Work instructions:
Locate each item below containing the string "Trades" and copy it in full.

-- Begin Provided material --

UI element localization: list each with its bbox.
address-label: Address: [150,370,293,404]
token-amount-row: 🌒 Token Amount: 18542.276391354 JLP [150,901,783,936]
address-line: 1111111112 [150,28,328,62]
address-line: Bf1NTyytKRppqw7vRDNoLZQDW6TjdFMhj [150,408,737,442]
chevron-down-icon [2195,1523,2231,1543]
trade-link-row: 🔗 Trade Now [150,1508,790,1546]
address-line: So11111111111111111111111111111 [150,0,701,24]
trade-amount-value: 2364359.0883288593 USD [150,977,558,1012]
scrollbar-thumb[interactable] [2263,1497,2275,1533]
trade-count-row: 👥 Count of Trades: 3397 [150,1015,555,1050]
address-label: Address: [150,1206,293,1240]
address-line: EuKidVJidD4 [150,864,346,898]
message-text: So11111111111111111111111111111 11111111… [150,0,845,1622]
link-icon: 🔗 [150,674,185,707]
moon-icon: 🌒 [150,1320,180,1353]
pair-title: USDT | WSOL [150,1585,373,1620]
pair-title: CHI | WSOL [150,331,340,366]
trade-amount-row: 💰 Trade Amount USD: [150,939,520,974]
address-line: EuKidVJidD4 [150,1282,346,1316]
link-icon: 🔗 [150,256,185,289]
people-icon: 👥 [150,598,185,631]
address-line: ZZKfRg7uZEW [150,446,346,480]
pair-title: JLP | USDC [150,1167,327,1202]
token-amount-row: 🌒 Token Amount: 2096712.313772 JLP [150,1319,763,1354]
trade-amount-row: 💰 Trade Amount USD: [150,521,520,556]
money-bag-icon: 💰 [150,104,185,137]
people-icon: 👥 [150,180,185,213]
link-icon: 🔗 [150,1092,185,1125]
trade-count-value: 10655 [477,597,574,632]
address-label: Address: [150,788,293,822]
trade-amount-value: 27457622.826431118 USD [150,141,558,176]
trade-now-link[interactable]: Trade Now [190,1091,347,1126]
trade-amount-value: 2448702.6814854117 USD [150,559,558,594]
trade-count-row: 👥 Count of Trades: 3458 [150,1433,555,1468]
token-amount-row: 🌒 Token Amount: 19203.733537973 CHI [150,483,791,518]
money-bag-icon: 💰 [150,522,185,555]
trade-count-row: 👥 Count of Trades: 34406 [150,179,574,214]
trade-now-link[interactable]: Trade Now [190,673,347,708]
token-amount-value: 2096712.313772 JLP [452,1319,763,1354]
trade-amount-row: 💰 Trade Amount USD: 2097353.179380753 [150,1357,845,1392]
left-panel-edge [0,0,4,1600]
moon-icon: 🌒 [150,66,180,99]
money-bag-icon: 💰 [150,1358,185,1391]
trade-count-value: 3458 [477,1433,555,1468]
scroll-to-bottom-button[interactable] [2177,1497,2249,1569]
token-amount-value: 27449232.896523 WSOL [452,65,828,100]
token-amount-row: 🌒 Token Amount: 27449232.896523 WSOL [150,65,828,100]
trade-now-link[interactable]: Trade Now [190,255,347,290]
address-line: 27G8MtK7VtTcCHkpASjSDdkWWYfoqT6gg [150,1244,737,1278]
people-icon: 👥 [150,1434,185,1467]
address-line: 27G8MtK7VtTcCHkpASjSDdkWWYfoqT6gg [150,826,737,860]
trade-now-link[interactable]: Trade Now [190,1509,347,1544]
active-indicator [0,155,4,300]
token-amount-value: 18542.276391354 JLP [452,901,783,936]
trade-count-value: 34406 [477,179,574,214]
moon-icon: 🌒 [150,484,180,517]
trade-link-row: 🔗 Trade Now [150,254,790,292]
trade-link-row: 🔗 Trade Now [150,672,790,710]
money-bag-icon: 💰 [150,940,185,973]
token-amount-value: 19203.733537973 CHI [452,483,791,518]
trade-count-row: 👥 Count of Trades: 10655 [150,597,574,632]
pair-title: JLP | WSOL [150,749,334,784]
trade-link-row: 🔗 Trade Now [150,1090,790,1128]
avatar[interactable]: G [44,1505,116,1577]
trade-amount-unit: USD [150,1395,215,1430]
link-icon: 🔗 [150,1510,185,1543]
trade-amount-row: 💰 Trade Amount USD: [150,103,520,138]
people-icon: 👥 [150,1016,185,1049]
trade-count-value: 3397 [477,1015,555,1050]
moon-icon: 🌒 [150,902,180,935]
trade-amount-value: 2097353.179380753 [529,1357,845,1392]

-- End Provided material --

Answer to this problem:
trade-count-row: 👥 Count of Trades: 3397 [150,1015,555,1050]
trade-count-row: 👥 Count of Trades: 3458 [150,1433,555,1468]
trade-count-row: 👥 Count of Trades: 34406 [150,179,574,214]
trade-count-row: 👥 Count of Trades: 10655 [150,597,574,632]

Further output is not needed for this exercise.